[TASK TO COMPLETE] Replace every "square-bullet-icon" in the rows below with "square-marker" and leave everything else unchanged. Don't include the pictures.

(Annotated region listings)
= = = = = = =

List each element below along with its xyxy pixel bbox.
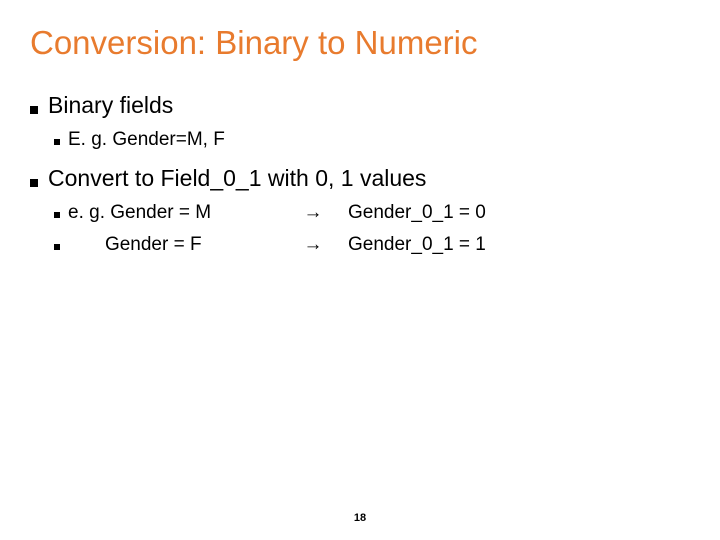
sub-bullet-eg-gender: E. g. Gender=M, F	[54, 129, 690, 151]
slide: Conversion: Binary to Numeric Binary fie…	[0, 0, 720, 540]
example-row-2: Gender = F → Gender_0_1 = 1	[54, 234, 690, 256]
example-row-1: e. g. Gender = M → Gender_0_1 = 0	[54, 202, 690, 224]
bullet-convert: Convert to Field_0_1 with 0, 1 values	[30, 165, 690, 192]
example-right: Gender_0_1 = 1	[348, 234, 486, 256]
bullet-text: Convert to Field_0_1 with 0, 1 values	[48, 165, 426, 192]
page-number: 18	[354, 512, 366, 524]
square-bullet-icon	[30, 179, 38, 187]
arrow-icon: →	[278, 202, 348, 224]
bullet-binary-fields: Binary fields	[30, 92, 690, 119]
example-left: e. g. Gender = M	[68, 202, 278, 224]
sub-bullet-text: E. g. Gender=M, F	[68, 129, 225, 151]
arrow-icon: →	[278, 234, 348, 256]
slide-title: Conversion: Binary to Numeric	[30, 24, 690, 62]
square-bullet-icon	[54, 212, 60, 218]
example-right: Gender_0_1 = 0	[348, 202, 486, 224]
square-bullet-icon	[54, 244, 60, 250]
square-bullet-icon	[30, 106, 38, 114]
bullet-text: Binary fields	[48, 92, 173, 119]
square-bullet-icon	[54, 139, 60, 145]
example-left: Gender = F	[68, 234, 278, 256]
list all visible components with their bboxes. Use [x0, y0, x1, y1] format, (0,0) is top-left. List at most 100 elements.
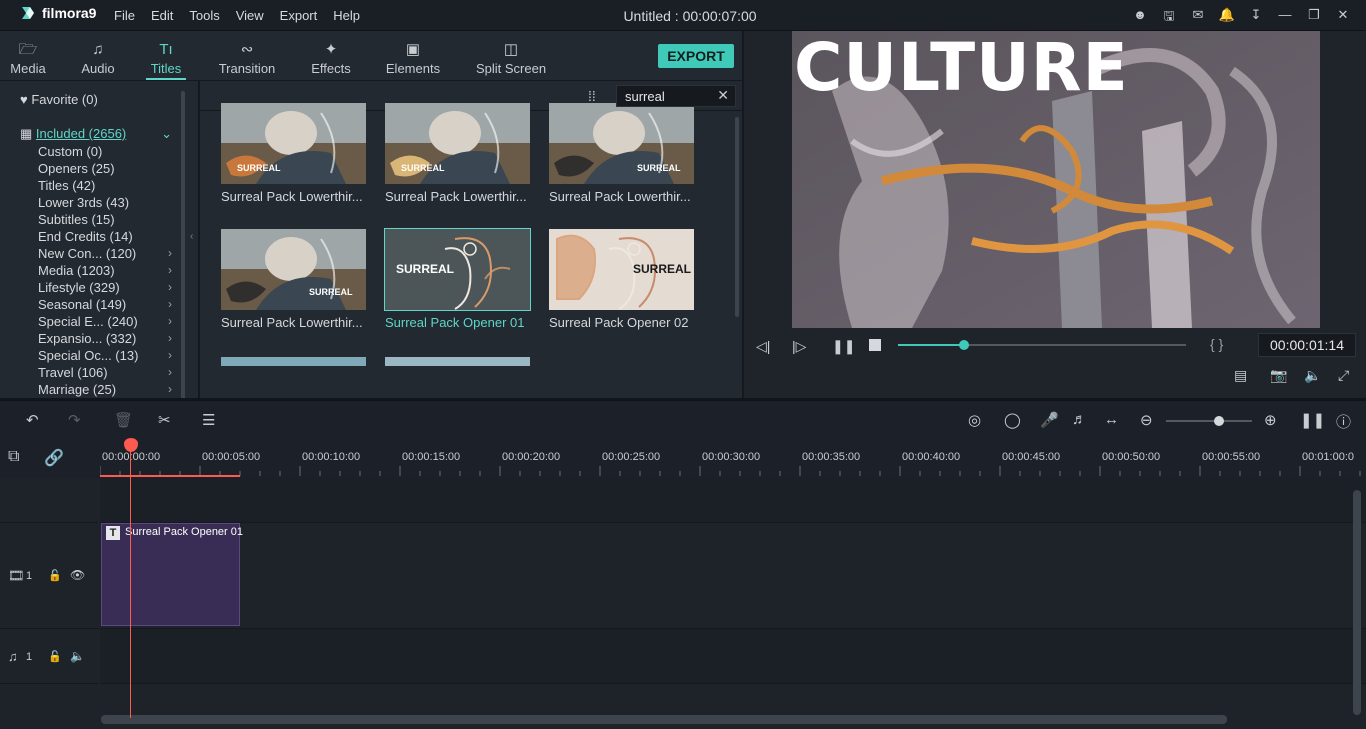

= = = = = = =

[ANSWER TO THIS PROBLEM]
List each element below along with its xyxy pixel bbox.
sub-bullet-eg-gender: E. g. Gender=M, F	[54, 129, 690, 151]
slide: Conversion: Binary to Numeric Binary fie…	[0, 0, 720, 540]
example-row-2: Gender = F → Gender_0_1 = 1	[54, 234, 690, 256]
example-row-1: e. g. Gender = M → Gender_0_1 = 0	[54, 202, 690, 224]
bullet-convert: Convert to Field_0_1 with 0, 1 values	[30, 165, 690, 192]
example-right: Gender_0_1 = 1	[348, 234, 486, 256]
bullet-text: Convert to Field_0_1 with 0, 1 values	[48, 165, 426, 192]
page-number: 18	[354, 512, 366, 524]
square-marker	[30, 179, 38, 187]
arrow-icon: →	[278, 202, 348, 224]
bullet-binary-fields: Binary fields	[30, 92, 690, 119]
example-left: e. g. Gender = M	[68, 202, 278, 224]
sub-bullet-text: E. g. Gender=M, F	[68, 129, 225, 151]
arrow-icon: →	[278, 234, 348, 256]
slide-title: Conversion: Binary to Numeric	[30, 24, 690, 62]
square-marker	[54, 212, 60, 218]
example-right: Gender_0_1 = 0	[348, 202, 486, 224]
square-marker	[54, 244, 60, 250]
square-marker	[30, 106, 38, 114]
bullet-text: Binary fields	[48, 92, 173, 119]
square-marker	[54, 139, 60, 145]
example-left: Gender = F	[68, 234, 278, 256]
list all visible components with their bboxes. Use [x0, y0, x1, y1] format, (0,0) is top-left. List at most 100 elements.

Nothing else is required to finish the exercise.